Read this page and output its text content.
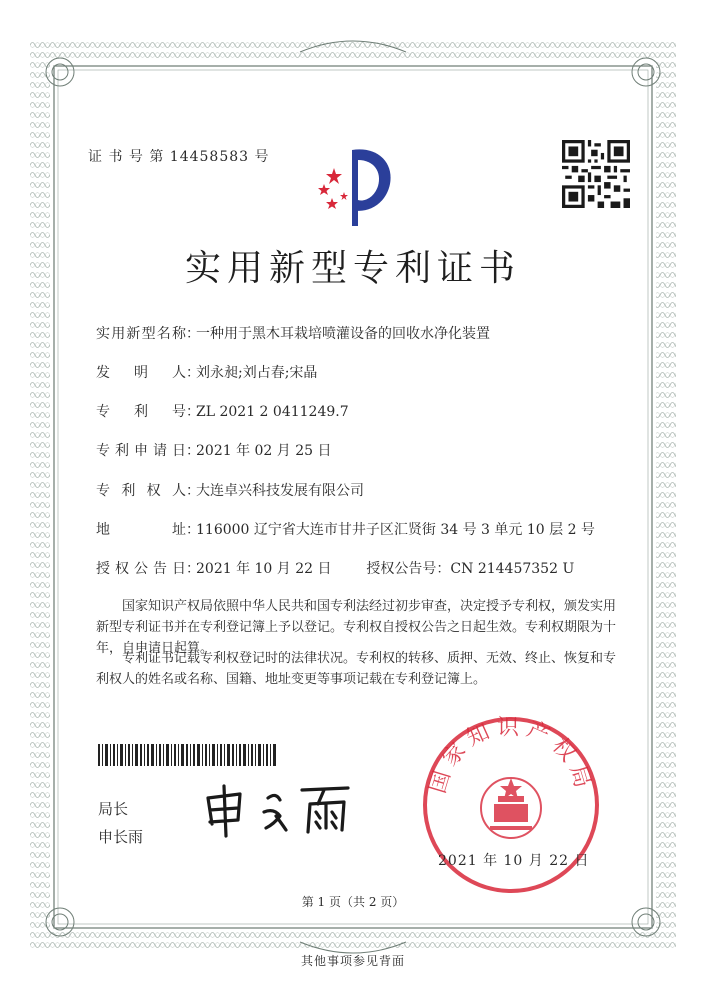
证 书 号 第 14458583 号
实用新型专利证书
实用新型名称：一种用于黑木耳栽培喷灌设备的回收水净化装置
发明人：刘永昶;刘占春;宋晶
专利号：ZL 2021 2 0411249.7
专利申请日：2021 年 02 月 25 日
专利权人：大连卓兴科技发展有限公司
地址：116000 辽宁省大连市甘井子区汇贤街 34 号 3 单元 10 层 2 号
授权公告日：2021 年 10 月 22 日 授权公告号：CN 214457352 U
国家知识产权局依照中华人民共和国专利法经过初步审查，决定授予专利权，颁发实用新型专利证书并在专利登记簿上予以登记。专利权自授权公告之日起生效。专利权期限为十年，自申请日起算。
专利证书记载专利权登记时的法律状况。专利权的转移、质押、无效、终止、恢复和专利权人的姓名或名称、国籍、地址变更等事项记载在专利登记簿上。
局长
申长雨
国家知识产权局
2021 年 10 月 22 日
第 1 页（共 2 页）
其他事项参见背面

What needs to be done:
Omit every picture, then repeat the remaining data exactly as it appears above.

Answer to the problem:
Read this page and output its text content.
证 书 号 第 14458583 号
实用新型专利证书
实用新型名称：一种用于黑木耳栽培喷灌设备的回收水净化装置
发明人：刘永昶;刘占春;宋晶
专利号：ZL 2021 2 0411249.7
专利申请日：2021 年 02 月 25 日
专利权人：大连卓兴科技发展有限公司
地址：116000 辽宁省大连市甘井子区汇贤街 34 号 3 单元 10 层 2 号
授权公告日：2021 年 10 月 22 日 授权公告号：CN 214457352 U
国家知识产权局依照中华人民共和国专利法经过初步审查，决定授予专利权，颁发实用新型专利证书并在专利登记簿上予以登记。专利权自授权公告之日起生效。专利权期限为十年，自申请日起算。
专利证书记载专利权登记时的法律状况。专利权的转移、质押、无效、终止、恢复和专利权人的姓名或名称、国籍、地址变更等事项记载在专利登记簿上。
局长
申长雨
国家知识产权局
2021 年 10 月 22 日
第 1 页（共 2 页）
其他事项参见背面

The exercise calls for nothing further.